## Stated task
Find the line containing "Output a JSON" in the listing below; reproduce it and every line after, exactly. Skip pictures.

[Stored data]
****

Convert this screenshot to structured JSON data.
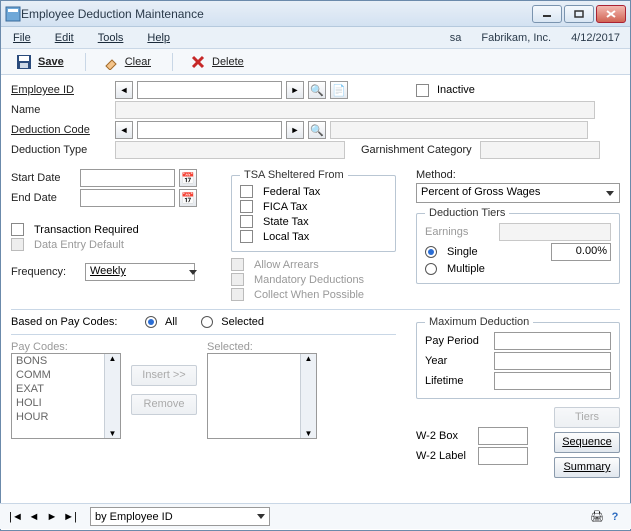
{
  "window": {
    "title": "Employee Deduction Maintenance"
  },
  "status": {
    "user": "sa",
    "company": "Fabrikam, Inc.",
    "date": "4/12/2017"
  },
  "menu": {
    "file": "File",
    "edit": "Edit",
    "tools": "Tools",
    "help": "Help"
  },
  "toolbar": {
    "save": "Save",
    "clear": "Clear",
    "delete": "Delete"
  },
  "fields": {
    "employee_id_label": "Employee ID",
    "name_label": "Name",
    "deduction_code_label": "Deduction Code",
    "deduction_type_label": "Deduction Type",
    "inactive_label": "Inactive",
    "garnishment_category_label": "Garnishment Category"
  },
  "dates": {
    "start_label": "Start Date",
    "end_label": "End Date"
  },
  "options": {
    "transaction_required": "Transaction Required",
    "data_entry_default": "Data Entry Default",
    "frequency_label": "Frequency:",
    "frequency_value": "Weekly"
  },
  "tsa": {
    "legend": "TSA Sheltered From",
    "federal": "Federal Tax",
    "fica": "FICA Tax",
    "state": "State Tax",
    "local": "Local Tax"
  },
  "arrears": {
    "allow": "Allow Arrears",
    "mandatory": "Mandatory Deductions",
    "collect": "Collect When Possible"
  },
  "method": {
    "label": "Method:",
    "value": "Percent of Gross Wages",
    "tiers_legend": "Deduction Tiers",
    "earnings": "Earnings",
    "single": "Single",
    "multiple": "Multiple",
    "single_value": "0.00%"
  },
  "based": {
    "label": "Based on Pay Codes:",
    "all": "All",
    "selected": "Selected"
  },
  "paycodes": {
    "label": "Pay Codes:",
    "items": [
      "BONS",
      "COMM",
      "EXAT",
      "HOLI",
      "HOUR"
    ],
    "selected_label": "Selected:",
    "insert": "Insert >>",
    "remove": "Remove"
  },
  "max": {
    "legend": "Maximum Deduction",
    "pay_period": "Pay Period",
    "year": "Year",
    "lifetime": "Lifetime"
  },
  "w2": {
    "box": "W-2 Box",
    "label": "W-2 Label"
  },
  "buttons": {
    "tiers": "Tiers",
    "sequence": "Sequence",
    "summary": "Summary"
  },
  "footer": {
    "sort": "by Employee ID"
  }
}
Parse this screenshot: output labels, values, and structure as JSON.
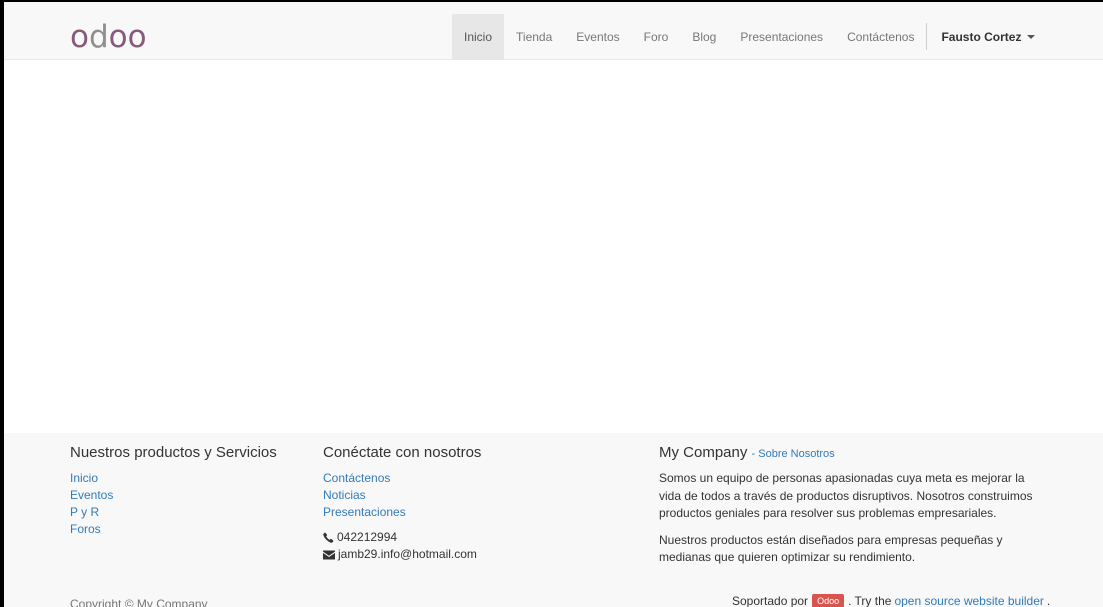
{
  "brand": {
    "logo_text": "odoo",
    "logo_color": "#875a7b"
  },
  "nav": {
    "items": [
      {
        "label": "Inicio",
        "active": true
      },
      {
        "label": "Tienda"
      },
      {
        "label": "Eventos"
      },
      {
        "label": "Foro"
      },
      {
        "label": "Blog"
      },
      {
        "label": "Presentaciones"
      },
      {
        "label": "Contáctenos"
      }
    ],
    "user": "Fausto Cortez",
    "user_icon": "caret-down-icon"
  },
  "footer": {
    "col1": {
      "title": "Nuestros productos y Servicios",
      "links": [
        "Inicio",
        "Eventos",
        "P y R",
        "Foros"
      ]
    },
    "col2": {
      "title": "Conéctate con nosotros",
      "links": [
        "Contáctenos",
        "Noticias",
        "Presentaciones"
      ],
      "phone": "042212994",
      "email": "jamb29.info@hotmail.com"
    },
    "col3": {
      "title": "My Company",
      "subtitle": "- Sobre Nosotros",
      "paragraphs": [
        "Somos un equipo de personas apasionadas cuya meta es mejorar la vida de todos a través de productos disruptivos. Nosotros construimos productos geniales para resolver sus problemas empresariales.",
        "Nuestros productos están diseñados para empresas pequeñas y medianas que quieren optimizar su rendimiento."
      ]
    },
    "copyright": "Copyright © My Company",
    "powered": {
      "prefix": "Soportado por",
      "badge": "Odoo",
      "middle": ". Try the",
      "link": "open source website builder",
      "suffix": "."
    }
  },
  "colors": {
    "link": "#337ab7",
    "navbar_bg": "#f8f8f8",
    "badge": "#d9534f"
  }
}
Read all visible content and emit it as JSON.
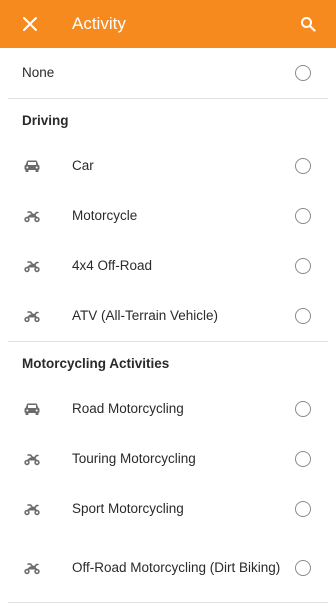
{
  "theme": {
    "accent": "#f68a1e",
    "icon_color": "#6b6b6b",
    "divider_color": "#e2e2e2"
  },
  "header": {
    "title": "Activity",
    "close_icon": "close-icon",
    "search_icon": "search-icon"
  },
  "none_option": {
    "label": "None",
    "selected": false
  },
  "sections": [
    {
      "title": "Driving",
      "items": [
        {
          "label": "Car",
          "icon": "car-icon",
          "selected": false
        },
        {
          "label": "Motorcycle",
          "icon": "motorcycle-icon",
          "selected": false
        },
        {
          "label": "4x4 Off-Road",
          "icon": "offroad-vehicle-icon",
          "selected": false
        },
        {
          "label": "ATV (All-Terrain Vehicle)",
          "icon": "atv-icon",
          "selected": false
        }
      ]
    },
    {
      "title": "Motorcycling Activities",
      "items": [
        {
          "label": "Road Motorcycling",
          "icon": "car-icon",
          "selected": false
        },
        {
          "label": "Touring Motorcycling",
          "icon": "motorcycle-icon",
          "selected": false
        },
        {
          "label": "Sport Motorcycling",
          "icon": "motorcycle-icon",
          "selected": false
        },
        {
          "label": "Off-Road Motorcycling (Dirt Biking)",
          "icon": "motorcycle-icon",
          "selected": false
        }
      ]
    }
  ]
}
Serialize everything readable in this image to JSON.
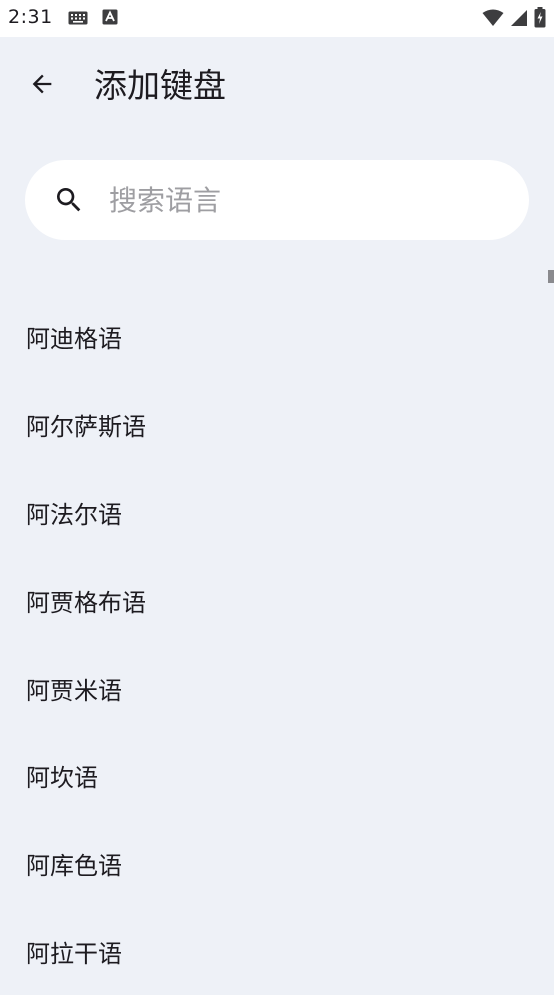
{
  "status_bar": {
    "time": "2:31",
    "icons": [
      "keyboard-icon",
      "a-icon",
      "wifi-icon",
      "signal-icon",
      "battery-icon"
    ]
  },
  "app_bar": {
    "title": "添加键盘",
    "back_icon": "arrow-left-icon"
  },
  "search": {
    "placeholder": "搜索语言",
    "value": ""
  },
  "languages": [
    "阿迪格语",
    "阿尔萨斯语",
    "阿法尔语",
    "阿贾格布语",
    "阿贾米语",
    "阿坎语",
    "阿库色语",
    "阿拉干语"
  ],
  "colors": {
    "background": "#eef1f7",
    "surface": "#ffffff",
    "text": "#1d1b20",
    "placeholder": "#9e9ea2"
  }
}
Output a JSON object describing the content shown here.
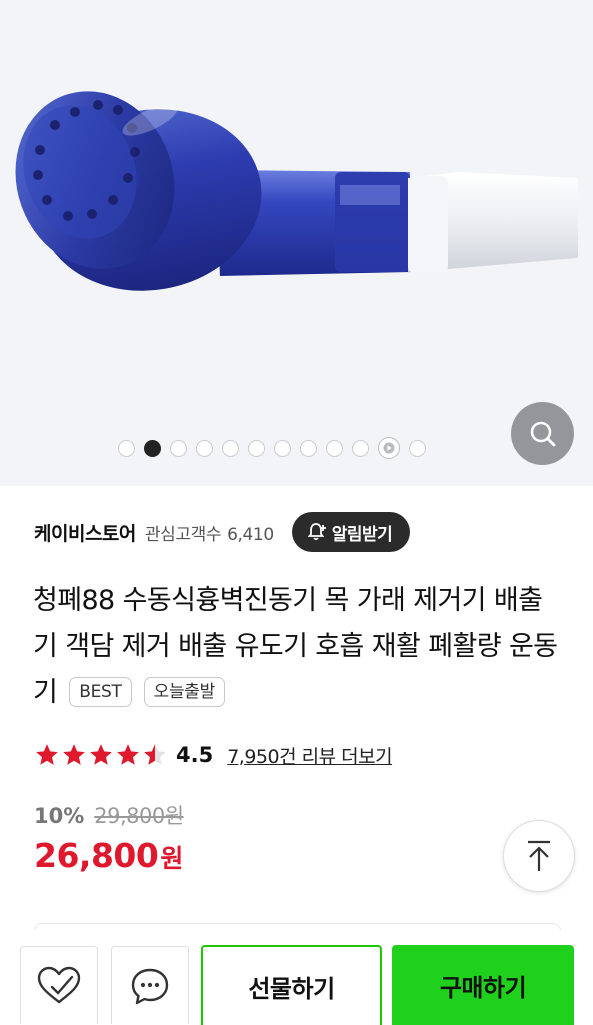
{
  "gallery": {
    "product_image": "blue-handheld-breathing-device",
    "page_count": 12,
    "active_index": 1,
    "video_index": 10,
    "zoom_icon": "search-icon"
  },
  "store": {
    "name": "케이비스토어",
    "watchers_label": "관심고객수",
    "watchers_count": "6,410",
    "alarm_label": "알림받기",
    "alarm_icon": "bell-plus-icon"
  },
  "product": {
    "title": "청폐88 수동식흉벽진동기 목 가래 제거기 배출기 객담 제거 배출 유도기 호흡 재활 폐활량 운동기",
    "tags": [
      "BEST",
      "오늘출발"
    ]
  },
  "rating": {
    "score": "4.5",
    "score_value": 4.5,
    "review_link": "7,950건 리뷰 더보기",
    "star_color": "#e0182d"
  },
  "price": {
    "discount_rate": "10%",
    "original": "29,800원",
    "sale": "26,800",
    "sale_unit": "원",
    "sale_color": "#e0182d"
  },
  "actions": {
    "wishlist_icon": "heart-check-icon",
    "talk_icon": "chat-bubble-icon",
    "gift_label": "선물하기",
    "buy_label": "구매하기",
    "buy_color": "#1fd01c",
    "scroll_top_icon": "arrow-up-icon"
  }
}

****

## Exercise result
Output a JSON object describing the content shown here.
{
  "gallery": {
    "product_image": "blue-handheld-breathing-device",
    "page_count": 12,
    "active_index": 1,
    "video_index": 10,
    "zoom_icon": "search-icon"
  },
  "store": {
    "name": "케이비스토어",
    "watchers_label": "관심고객수",
    "watchers_count": "6,410",
    "alarm_label": "알림받기",
    "alarm_icon": "bell-plus-icon"
  },
  "product": {
    "title": "청폐88 수동식흉벽진동기 목 가래 제거기 배출기 객담 제거 배출 유도기 호흡 재활 폐활량 운동기",
    "tags": [
      "BEST",
      "오늘출발"
    ]
  },
  "rating": {
    "score": "4.5",
    "score_value": 4.5,
    "review_link": "7,950건 리뷰 더보기",
    "star_color": "#e0182d"
  },
  "price": {
    "discount_rate": "10%",
    "original": "29,800원",
    "sale": "26,800",
    "sale_unit": "원",
    "sale_color": "#e0182d"
  },
  "actions": {
    "wishlist_icon": "heart-check-icon",
    "talk_icon": "chat-bubble-icon",
    "gift_label": "선물하기",
    "buy_label": "구매하기",
    "buy_color": "#1fd01c",
    "scroll_top_icon": "arrow-up-icon"
  }
}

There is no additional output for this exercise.